▸ Extracted text
#####

The Exchange would rebalance the
‘‘tiers’’ once each calendar quarter,
which may result in additions or
deletions to their composition. When a
product changes ‘‘tiers’’ it would be
assigned the ‘‘appointment cost’’ of that
tier. Upon rebalancing, each RMM with
a VTC appointment would be required
to own or lease the appropriate number
of Exchange memberships reflecting the
revised ‘‘appointment costs’’ of the
products constituting its appointment.
Proposed paragraph (d) also provides
that an RMM may only change its
appointment upon providing advance
notification to the Exchange in a form
and manner prescribed by the Exchange.

#####

▸ Data entries

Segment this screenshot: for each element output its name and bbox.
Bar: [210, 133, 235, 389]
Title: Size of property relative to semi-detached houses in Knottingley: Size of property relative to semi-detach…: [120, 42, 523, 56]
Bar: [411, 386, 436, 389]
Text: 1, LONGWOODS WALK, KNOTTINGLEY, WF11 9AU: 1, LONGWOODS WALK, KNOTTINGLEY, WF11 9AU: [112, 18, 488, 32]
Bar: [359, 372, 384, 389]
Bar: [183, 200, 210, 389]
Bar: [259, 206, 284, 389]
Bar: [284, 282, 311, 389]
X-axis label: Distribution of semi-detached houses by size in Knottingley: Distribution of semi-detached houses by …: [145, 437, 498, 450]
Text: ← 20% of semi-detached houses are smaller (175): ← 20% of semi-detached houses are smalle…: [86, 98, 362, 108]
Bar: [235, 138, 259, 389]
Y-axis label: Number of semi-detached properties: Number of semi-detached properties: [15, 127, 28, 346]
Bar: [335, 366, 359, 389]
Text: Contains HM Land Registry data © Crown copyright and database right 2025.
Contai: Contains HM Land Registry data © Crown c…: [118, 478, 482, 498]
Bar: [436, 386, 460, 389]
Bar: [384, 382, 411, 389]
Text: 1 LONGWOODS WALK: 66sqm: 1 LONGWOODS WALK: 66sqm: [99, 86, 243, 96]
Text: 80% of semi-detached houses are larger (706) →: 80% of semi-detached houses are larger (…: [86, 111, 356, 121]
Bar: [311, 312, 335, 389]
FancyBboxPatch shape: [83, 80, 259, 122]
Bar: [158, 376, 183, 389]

#####

▸ Stated task
In the text on Exchange appointment tiers, how often would the Exchange rebalance the tiers? The records have nothing to do with the text.

▸ Answer to the problem
Once each calendar quarter.